▶ Teks Bacaan
◆ ◆ ◆ ◆ ◆
Internasional
Jenderal Top Sudan Janjikan Kemenangan Militer dan Berkomitmen pada Pemerintahan Sipil
FAKTUAL-INDONESIA: Jenderal top Sudan menjanjikan militer akan memenangkan perang dengan mengalahkan saingannya paramiliter RSF dan mengamankan transisi ke pemerintahan sipil.
Panglima militer Jenderal Abdel Fattah Burhan pada Jumat menyatakan komitmen militer kepada pemerintah yang dipimpin sipil, tawaran nyata untuk dukungan internasional.
Meskipun pasukannya masih memerangi kelompok paramiliter saingan dalam pertempuran brutal untuk kontrol yang telah menggagalkan harapan untuk transisi demokrasi negara.
Dalam pidato pertamanya sejak konflik melanda Sudan hampir seminggu yang lalu, Burhan berjanji militer akan menang dan mengamankan “transisi aman ke pemerintahan sipil” negara Afrika yang luas itu. Tetapi bagi banyak orang Sudan, klaim Burhan terdengar hampa 18 bulan setelah dia bergabung dengan saingannya saat ini untuk merebut kekuasaan dalam kudeta yang menyingkirkan kekuatan pro-demokrasi Sudan.
◆ ◆ ◆ ◆ ◆
▶ Data

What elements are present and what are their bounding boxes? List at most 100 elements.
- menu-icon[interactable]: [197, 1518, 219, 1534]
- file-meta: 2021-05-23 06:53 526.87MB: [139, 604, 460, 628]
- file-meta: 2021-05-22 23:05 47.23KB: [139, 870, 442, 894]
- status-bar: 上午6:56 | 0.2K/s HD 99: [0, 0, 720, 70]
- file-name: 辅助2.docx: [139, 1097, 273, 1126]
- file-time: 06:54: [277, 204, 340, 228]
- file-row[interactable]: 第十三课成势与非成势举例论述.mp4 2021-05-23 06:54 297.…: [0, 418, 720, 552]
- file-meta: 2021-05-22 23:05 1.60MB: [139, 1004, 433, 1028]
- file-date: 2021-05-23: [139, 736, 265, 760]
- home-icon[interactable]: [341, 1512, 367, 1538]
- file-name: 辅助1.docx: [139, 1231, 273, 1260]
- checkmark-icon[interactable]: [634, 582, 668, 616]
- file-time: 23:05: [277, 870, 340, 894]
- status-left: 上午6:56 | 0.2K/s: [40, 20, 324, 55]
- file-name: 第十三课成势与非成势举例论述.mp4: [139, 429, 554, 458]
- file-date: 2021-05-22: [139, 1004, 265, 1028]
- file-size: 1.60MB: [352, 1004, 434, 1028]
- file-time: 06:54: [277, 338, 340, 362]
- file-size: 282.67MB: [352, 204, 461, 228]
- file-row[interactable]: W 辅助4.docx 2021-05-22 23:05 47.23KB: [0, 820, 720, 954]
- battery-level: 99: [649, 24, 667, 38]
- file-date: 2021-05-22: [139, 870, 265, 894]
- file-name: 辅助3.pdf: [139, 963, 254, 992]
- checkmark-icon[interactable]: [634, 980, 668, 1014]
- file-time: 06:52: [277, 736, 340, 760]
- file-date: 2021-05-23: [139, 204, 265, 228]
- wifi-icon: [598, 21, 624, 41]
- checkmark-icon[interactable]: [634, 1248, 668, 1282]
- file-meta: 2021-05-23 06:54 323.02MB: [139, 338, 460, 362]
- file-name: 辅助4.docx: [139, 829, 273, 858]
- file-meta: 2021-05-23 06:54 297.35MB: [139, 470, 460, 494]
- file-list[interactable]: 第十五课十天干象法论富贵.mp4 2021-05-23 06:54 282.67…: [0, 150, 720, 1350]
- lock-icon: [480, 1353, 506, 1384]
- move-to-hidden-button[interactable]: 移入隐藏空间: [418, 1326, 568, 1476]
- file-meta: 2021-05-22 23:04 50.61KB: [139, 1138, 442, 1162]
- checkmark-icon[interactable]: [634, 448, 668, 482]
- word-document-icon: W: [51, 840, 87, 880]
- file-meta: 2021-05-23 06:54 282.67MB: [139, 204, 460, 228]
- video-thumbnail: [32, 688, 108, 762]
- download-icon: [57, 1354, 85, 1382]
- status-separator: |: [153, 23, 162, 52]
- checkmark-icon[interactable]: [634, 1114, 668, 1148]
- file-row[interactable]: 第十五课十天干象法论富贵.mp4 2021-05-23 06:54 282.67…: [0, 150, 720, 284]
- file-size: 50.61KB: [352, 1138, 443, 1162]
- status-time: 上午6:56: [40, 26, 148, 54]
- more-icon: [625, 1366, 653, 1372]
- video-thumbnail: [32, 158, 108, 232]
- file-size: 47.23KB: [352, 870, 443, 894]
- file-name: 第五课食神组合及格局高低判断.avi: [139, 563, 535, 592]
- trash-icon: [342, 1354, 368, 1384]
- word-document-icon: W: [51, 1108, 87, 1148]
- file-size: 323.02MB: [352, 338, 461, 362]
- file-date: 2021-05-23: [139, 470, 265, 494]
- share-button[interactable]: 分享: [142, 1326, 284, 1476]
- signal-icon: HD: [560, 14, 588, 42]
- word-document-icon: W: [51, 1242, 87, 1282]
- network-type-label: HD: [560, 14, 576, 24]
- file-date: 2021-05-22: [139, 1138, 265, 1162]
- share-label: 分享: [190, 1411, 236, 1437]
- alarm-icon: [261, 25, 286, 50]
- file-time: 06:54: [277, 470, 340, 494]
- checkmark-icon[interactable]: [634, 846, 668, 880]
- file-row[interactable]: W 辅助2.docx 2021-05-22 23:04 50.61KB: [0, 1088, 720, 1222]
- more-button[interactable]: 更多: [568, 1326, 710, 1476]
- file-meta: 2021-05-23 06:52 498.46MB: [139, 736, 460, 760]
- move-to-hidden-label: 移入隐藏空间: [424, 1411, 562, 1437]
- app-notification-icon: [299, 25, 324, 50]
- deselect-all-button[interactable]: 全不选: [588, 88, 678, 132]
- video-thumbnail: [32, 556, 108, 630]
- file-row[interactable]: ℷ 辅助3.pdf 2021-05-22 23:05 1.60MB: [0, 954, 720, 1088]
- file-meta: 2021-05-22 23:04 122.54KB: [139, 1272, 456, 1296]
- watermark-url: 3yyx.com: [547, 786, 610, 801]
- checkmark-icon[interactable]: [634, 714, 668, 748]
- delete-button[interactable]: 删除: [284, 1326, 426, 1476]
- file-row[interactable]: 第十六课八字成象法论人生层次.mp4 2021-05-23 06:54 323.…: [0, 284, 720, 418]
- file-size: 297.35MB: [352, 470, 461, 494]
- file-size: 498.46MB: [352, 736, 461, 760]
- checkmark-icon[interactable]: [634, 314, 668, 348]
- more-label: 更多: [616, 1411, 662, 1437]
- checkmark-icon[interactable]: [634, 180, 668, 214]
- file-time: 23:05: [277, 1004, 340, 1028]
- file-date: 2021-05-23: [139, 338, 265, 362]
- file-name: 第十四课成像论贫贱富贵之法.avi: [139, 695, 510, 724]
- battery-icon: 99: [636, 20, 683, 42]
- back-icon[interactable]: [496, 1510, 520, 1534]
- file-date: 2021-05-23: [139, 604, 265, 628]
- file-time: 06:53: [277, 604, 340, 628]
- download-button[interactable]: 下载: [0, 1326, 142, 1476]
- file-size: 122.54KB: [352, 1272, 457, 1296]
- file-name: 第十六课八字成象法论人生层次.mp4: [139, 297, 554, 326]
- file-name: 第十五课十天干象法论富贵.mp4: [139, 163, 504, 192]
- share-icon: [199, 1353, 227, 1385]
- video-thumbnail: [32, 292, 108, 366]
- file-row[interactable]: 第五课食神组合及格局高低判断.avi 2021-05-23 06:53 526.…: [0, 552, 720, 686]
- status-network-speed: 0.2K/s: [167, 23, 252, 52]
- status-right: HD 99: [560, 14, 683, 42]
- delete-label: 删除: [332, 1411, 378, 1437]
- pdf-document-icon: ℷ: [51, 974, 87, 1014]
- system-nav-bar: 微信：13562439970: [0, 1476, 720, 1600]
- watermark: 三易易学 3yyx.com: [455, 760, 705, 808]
◆ ◆ ◆ ◆ ◆
▶ Soal dan Tugas
1 – Jawablah pertanyaan berikut berdasarkan berita tentang Sudan di atas.
(a) Apa nama kelompok paramiliter yang menjadi saingan militer Sudan?
(b) Pada hari apa Burhan menyatakan komitmen militer kepada pemerintah yang dipimpin sipil?
(c) Berapa bulan telah berlalu sejak Burhan bergabung dengan saingannya saat ini untuk merebut kekuasaan dalam kudeta?
2 – Salin dengan tepat bagian berita tentang Sudan di atas, mulai dari "Panglima militer Jenderal" dan terus sampai "kekuatan pro-demokrasi Sudan.".
3 – Tuliskan lanjutan berita tentang Sudan di atas, dimulai setelah kalimat terakhirnya.

▶ Pembahasan Soal
1 –
(a) RSF.
(b) Jumat.
(c) 18 bulan.

2 –
Panglima militer Jenderal Abdel Fattah Burhan pada Jumat menyatakan komitmen militer kepada pemerintah yang dipimpin sipil, tawaran nyata untuk dukungan internasional.
Meskipun pasukannya masih memerangi kelompok paramiliter saingan dalam pertempuran brutal untuk kontrol yang telah menggagalkan harapan untuk transisi demokrasi negara.
Dalam pidato pertamanya sejak konflik melanda Sudan hampir seminggu yang lalu, Burhan berjanji militer akan menang dan mengamankan “transisi aman ke pemerintahan sipil” negara Afrika yang luas itu. Tetapi bagi banyak orang Sudan, klaim Burhan terdengar hampa 18 bulan setelah dia bergabung dengan saingannya saat ini untuk merebut kekuasaan dalam kudeta yang menyingkirkan kekuatan pro-demokrasi Sudan.

3 –
Pengumuman Burhan datang pada hari raya Idul Fitri, yang menandai akhir Ramadan dan bulan puasa. Kedua belah pihak kemudian mengeluarkan pernyataan yang mengatakan bahwa mereka telah menyetujui gencatan senjata tiga hari untuk memungkinkan orang merayakannya, tetapi penduduk masih dapat mendengar suara tembakan di beberapa bagian ibu kota, Khartoum, satu jam setelah gencatan senjata diberlakukan.
Menteri Luar Negeri AS Antony Blinken telah bergabung dengan seruan luas untuk jeda dari pertempuran. Tetapi dua gencatan senjata sebelumnya gagal dilaksanakan minggu ini, mengacaukan upaya internasional untuk menghentikan kekerasan.
Amerika Serikat, sekutunya, dan negara-negara lain sementara itu sia-sia mencari cara untuk mengevakuasi warganya, yang sejauh ini dianggap terlalu berisiko, dengan kedua belah pihak bertempur di Khartoum dan di tempat lain. Beberapa pertempuran terberat terjadi di bandara.
Pentagon telah memindahkan sejumlah kecil pasukan ke pangkalan di Djibouti, negara Tanduk Afrika terdekat untuk mendukung evakuasi. Kepala staf gabungan AS, Jenderal Mark Milley, membahas situasi tersebut dengan pejabat pertahanan dari Jerman, Italia, dan Kanada pada pertemuan di Jerman pada hari Jumat, kata seorang pejabat AS. Salah satu topiknya adalah memastikan bahwa setiap upaya evakuasi potensial tidak bertentangan. Pejabat itu berbicara dengan syarat anonim untuk menggambarkan musyawarah tersebut.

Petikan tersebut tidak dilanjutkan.